- Stated goal
Please copy the records starting at the line containing "Decompose this screenshot" and ending with the line containing "current-players-value: 66,686 xyxy=(347,40,536,98)", changing every "tooltip" to "popup" and leaving everything else as it is.

- Supplied material

================================

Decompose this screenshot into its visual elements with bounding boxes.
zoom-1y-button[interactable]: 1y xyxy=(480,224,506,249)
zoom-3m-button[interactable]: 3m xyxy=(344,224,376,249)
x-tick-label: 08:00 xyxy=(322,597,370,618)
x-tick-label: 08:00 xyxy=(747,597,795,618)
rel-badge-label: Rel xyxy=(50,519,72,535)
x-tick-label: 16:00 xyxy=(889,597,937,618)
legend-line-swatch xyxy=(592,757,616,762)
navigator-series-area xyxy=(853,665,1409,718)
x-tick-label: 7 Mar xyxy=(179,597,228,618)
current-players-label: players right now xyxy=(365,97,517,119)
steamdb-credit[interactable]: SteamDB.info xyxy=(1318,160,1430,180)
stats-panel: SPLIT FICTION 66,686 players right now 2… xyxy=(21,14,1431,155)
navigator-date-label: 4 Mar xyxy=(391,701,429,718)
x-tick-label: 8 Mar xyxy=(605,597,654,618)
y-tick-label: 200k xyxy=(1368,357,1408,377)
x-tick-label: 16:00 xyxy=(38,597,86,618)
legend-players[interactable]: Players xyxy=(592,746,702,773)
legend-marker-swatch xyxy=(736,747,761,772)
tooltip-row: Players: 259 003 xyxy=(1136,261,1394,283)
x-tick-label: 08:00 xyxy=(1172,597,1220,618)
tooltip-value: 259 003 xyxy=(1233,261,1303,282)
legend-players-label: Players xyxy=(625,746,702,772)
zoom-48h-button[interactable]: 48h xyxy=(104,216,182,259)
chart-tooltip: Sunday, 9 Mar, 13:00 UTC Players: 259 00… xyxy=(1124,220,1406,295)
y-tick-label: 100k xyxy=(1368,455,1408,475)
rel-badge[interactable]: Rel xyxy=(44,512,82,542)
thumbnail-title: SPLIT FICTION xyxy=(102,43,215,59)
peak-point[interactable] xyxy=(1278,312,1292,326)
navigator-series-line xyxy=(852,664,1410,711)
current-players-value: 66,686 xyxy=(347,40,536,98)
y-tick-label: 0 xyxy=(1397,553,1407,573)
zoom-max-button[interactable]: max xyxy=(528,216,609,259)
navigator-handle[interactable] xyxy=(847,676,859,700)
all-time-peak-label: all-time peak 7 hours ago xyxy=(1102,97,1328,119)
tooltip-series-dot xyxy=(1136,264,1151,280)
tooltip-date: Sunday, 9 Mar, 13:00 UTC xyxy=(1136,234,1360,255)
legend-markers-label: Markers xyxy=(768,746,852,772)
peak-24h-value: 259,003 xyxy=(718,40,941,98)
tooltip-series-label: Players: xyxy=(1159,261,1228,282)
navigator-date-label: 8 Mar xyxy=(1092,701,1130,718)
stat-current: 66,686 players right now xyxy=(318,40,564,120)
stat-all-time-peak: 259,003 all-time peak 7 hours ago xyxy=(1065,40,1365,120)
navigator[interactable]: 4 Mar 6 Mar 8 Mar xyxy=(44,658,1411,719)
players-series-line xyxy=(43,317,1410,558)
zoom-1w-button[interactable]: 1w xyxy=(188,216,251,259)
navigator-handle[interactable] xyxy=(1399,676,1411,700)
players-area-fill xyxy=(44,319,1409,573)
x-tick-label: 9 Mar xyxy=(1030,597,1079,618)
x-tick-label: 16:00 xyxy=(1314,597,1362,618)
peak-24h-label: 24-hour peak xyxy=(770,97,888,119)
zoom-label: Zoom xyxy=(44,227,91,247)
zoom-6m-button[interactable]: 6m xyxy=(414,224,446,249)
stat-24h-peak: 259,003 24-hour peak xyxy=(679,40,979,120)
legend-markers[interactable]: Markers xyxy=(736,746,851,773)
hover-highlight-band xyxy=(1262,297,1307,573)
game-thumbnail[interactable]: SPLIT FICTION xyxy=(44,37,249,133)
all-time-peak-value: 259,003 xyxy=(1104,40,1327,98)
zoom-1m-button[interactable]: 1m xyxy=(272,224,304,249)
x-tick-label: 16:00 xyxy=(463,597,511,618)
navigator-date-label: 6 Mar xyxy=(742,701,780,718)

================================

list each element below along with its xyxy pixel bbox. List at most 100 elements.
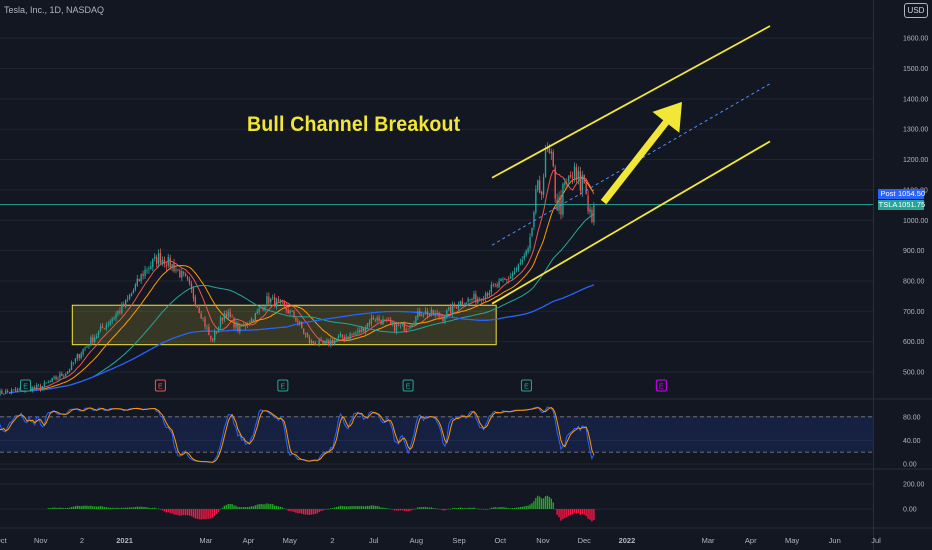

================================

- Result for this exercise
Decompose this screenshot into its visual elements with bounding boxes.
zoom-1y-button[interactable]: 1y xyxy=(480,224,506,249)
zoom-3m-button[interactable]: 3m xyxy=(344,224,376,249)
x-tick-label: 08:00 xyxy=(322,597,370,618)
x-tick-label: 08:00 xyxy=(747,597,795,618)
rel-badge-label: Rel xyxy=(50,519,72,535)
x-tick-label: 16:00 xyxy=(889,597,937,618)
legend-line-swatch xyxy=(592,757,616,762)
navigator-series-area xyxy=(853,665,1409,718)
x-tick-label: 7 Mar xyxy=(179,597,228,618)
current-players-label: players right now xyxy=(365,97,517,119)
steamdb-credit[interactable]: SteamDB.info xyxy=(1318,160,1430,180)
stats-panel: SPLIT FICTION 66,686 players right now 2… xyxy=(21,14,1431,155)
navigator-date-label: 4 Mar xyxy=(391,701,429,718)
x-tick-label: 8 Mar xyxy=(605,597,654,618)
y-tick-label: 200k xyxy=(1368,357,1408,377)
x-tick-label: 16:00 xyxy=(38,597,86,618)
legend-players[interactable]: Players xyxy=(592,746,702,773)
legend-marker-swatch xyxy=(736,747,761,772)
popup-row: Players: 259 003 xyxy=(1136,261,1394,283)
x-tick-label: 08:00 xyxy=(1172,597,1220,618)
popup-value: 259 003 xyxy=(1233,261,1303,282)
legend-players-label: Players xyxy=(625,746,702,772)
zoom-48h-button[interactable]: 48h xyxy=(104,216,182,259)
chart-popup: Sunday, 9 Mar, 13:00 UTC Players: 259 00… xyxy=(1124,220,1406,295)
y-tick-label: 100k xyxy=(1368,455,1408,475)
rel-badge[interactable]: Rel xyxy=(44,512,82,542)
thumbnail-title: SPLIT FICTION xyxy=(102,43,215,59)
peak-point[interactable] xyxy=(1278,312,1292,326)
navigator-series-line xyxy=(852,664,1410,711)
current-players-value: 66,686 xyxy=(347,40,536,98)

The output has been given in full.